Stored records =>
===

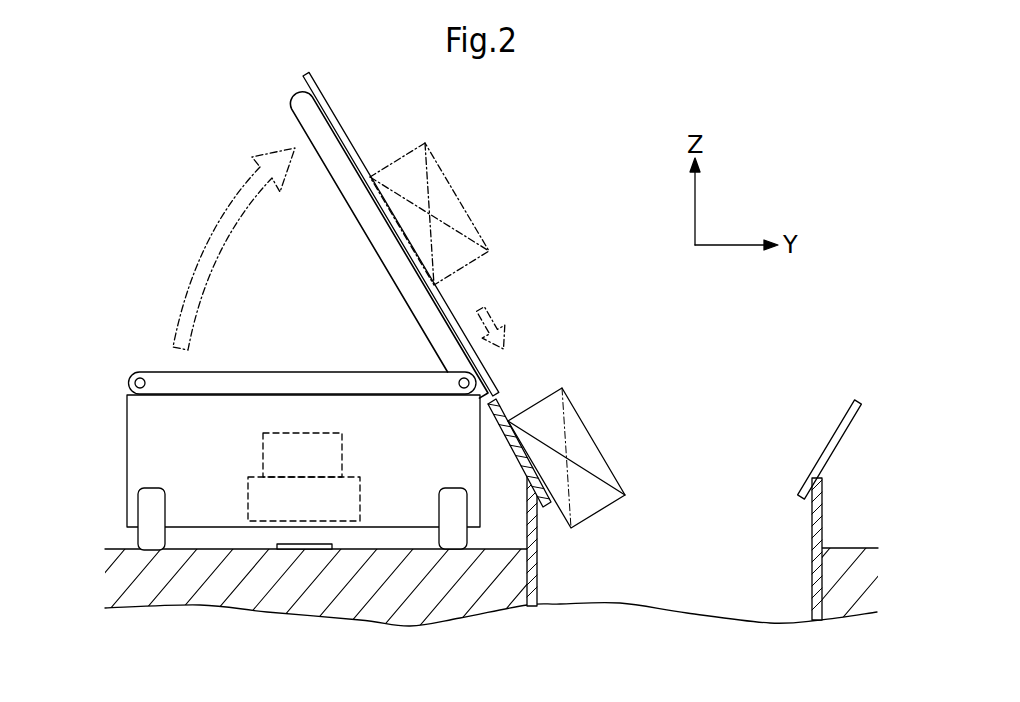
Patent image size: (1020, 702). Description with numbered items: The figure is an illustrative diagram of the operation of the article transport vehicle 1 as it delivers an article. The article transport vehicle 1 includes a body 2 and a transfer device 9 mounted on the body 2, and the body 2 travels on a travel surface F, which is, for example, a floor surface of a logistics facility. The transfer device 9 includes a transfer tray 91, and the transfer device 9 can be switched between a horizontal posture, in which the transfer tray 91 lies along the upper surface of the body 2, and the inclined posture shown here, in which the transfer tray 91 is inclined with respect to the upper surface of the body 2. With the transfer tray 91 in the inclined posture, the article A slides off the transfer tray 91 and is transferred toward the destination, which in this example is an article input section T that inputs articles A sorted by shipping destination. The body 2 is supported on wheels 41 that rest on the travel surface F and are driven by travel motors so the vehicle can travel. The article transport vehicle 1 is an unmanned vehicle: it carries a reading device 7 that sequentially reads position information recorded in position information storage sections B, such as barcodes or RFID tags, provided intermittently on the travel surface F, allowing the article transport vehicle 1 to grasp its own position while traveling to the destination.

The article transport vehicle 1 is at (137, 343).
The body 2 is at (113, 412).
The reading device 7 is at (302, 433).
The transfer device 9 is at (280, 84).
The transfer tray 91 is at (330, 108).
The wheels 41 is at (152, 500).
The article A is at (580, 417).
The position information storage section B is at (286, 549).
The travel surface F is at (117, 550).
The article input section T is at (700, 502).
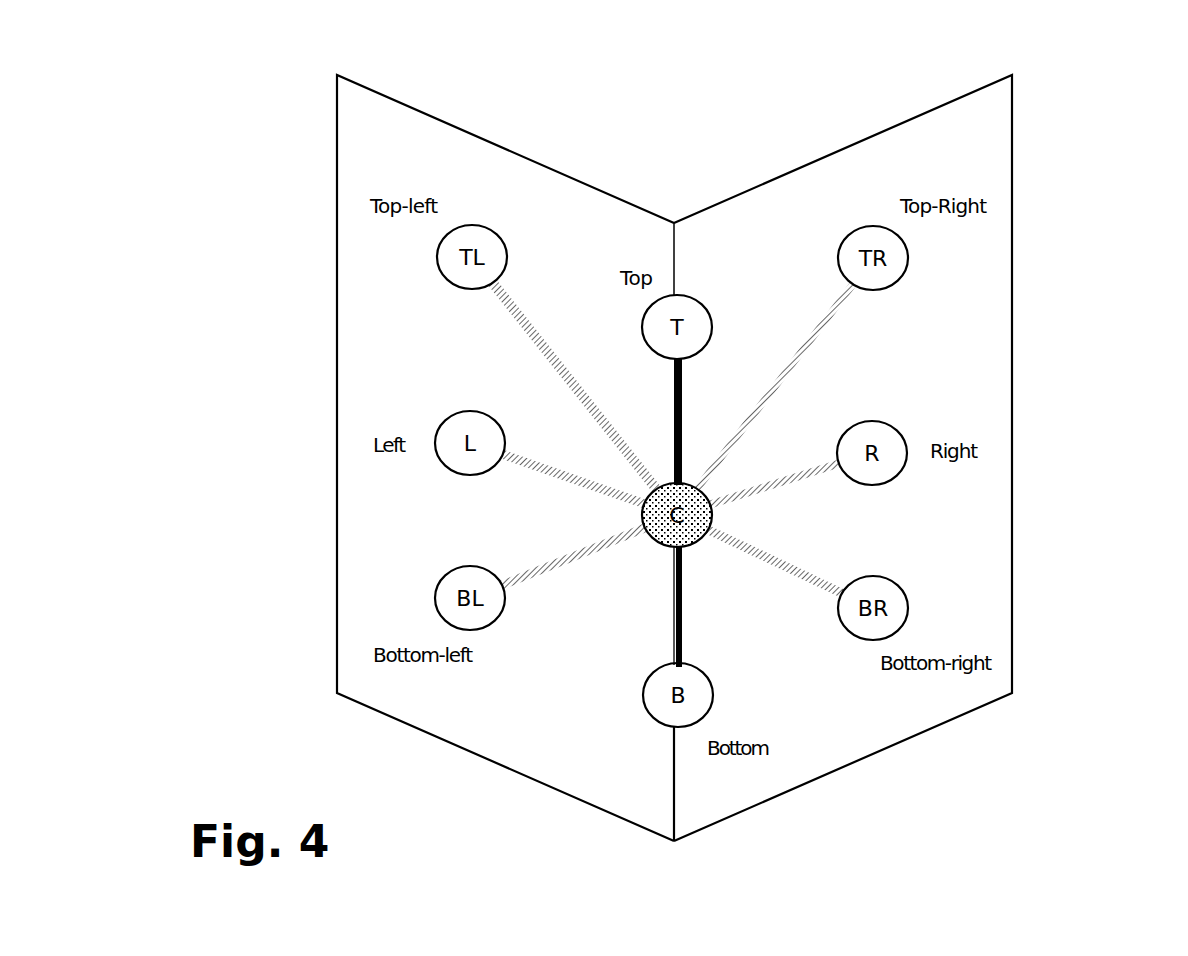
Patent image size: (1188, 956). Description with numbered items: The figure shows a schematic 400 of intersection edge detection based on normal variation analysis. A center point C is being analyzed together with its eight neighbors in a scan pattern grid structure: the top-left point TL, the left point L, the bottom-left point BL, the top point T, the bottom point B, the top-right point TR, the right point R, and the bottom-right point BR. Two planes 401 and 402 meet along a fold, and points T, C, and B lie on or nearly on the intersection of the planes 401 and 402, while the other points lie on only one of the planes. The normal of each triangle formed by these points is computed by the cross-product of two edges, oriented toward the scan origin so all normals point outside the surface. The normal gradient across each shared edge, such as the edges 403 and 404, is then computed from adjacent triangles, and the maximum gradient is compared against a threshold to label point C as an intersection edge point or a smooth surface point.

===

Retype every one of the lines above word for word, but leave the pictures out.

Patent image size: (1020, 702). Description with numbered items: The figure is an illustrative diagram of the operation of the article transport vehicle 1 as it delivers an article. The article transport vehicle 1 includes a body 2 and a transfer device 9 mounted on the body 2, and the body 2 travels on a travel surface F, which is, for example, a floor surface of a logistics facility. The transfer device 9 includes a transfer tray 91, and the transfer device 9 can be switched between a horizontal posture, in which the transfer tray 91 lies along the upper surface of the body 2, and the inclined posture shown here, in which the transfer tray 91 is inclined with respect to the upper surface of the body 2. With the transfer tray 91 in the inclined posture, the article A slides off the transfer tray 91 and is transferred toward the destination, which in this example is an article input section T that inputs articles A sorted by shipping destination. The body 2 is supported on wheels 41 that rest on the travel surface F and are driven by travel motors so the vehicle can travel. The article transport vehicle 1 is an unmanned vehicle: it carries a reading device 7 that sequentially reads position information recorded in position information storage sections B, such as barcodes or RFID tags, provided intermittently on the travel surface F, allowing the article transport vehicle 1 to grasp its own position while traveling to the destination.

The article transport vehicle 1 is at (137, 343).
The body 2 is at (113, 412).
The reading device 7 is at (302, 433).
The transfer device 9 is at (280, 84).
The transfer tray 91 is at (330, 108).
The wheels 41 is at (152, 500).
The article A is at (580, 417).
The position information storage section B is at (286, 549).
The travel surface F is at (117, 550).
The article input section T is at (700, 502).
Patent image size: (1188, 956). Description with numbered items: The figure shows a schematic 400 of intersection edge detection based on normal variation analysis. A center point C is being analyzed together with its eight neighbors in a scan pattern grid structure: the top-left point TL, the left point L, the bottom-left point BL, the top point T, the bottom point B, the top-right point TR, the right point R, and the bottom-right point BR. Two planes 401 and 402 meet along a fold, and points T, C, and B lie on or nearly on the intersection of the planes 401 and 402, while the other points lie on only one of the planes. The normal of each triangle formed by these points is computed by the cross-product of two edges, oriented toward the scan origin so all normals point outside the surface. The normal gradient across each shared edge, such as the edges 403 and 404, is then computed from adjacent triangles, and the maximum gradient is compared against a threshold to label point C as an intersection edge point or a smooth surface point.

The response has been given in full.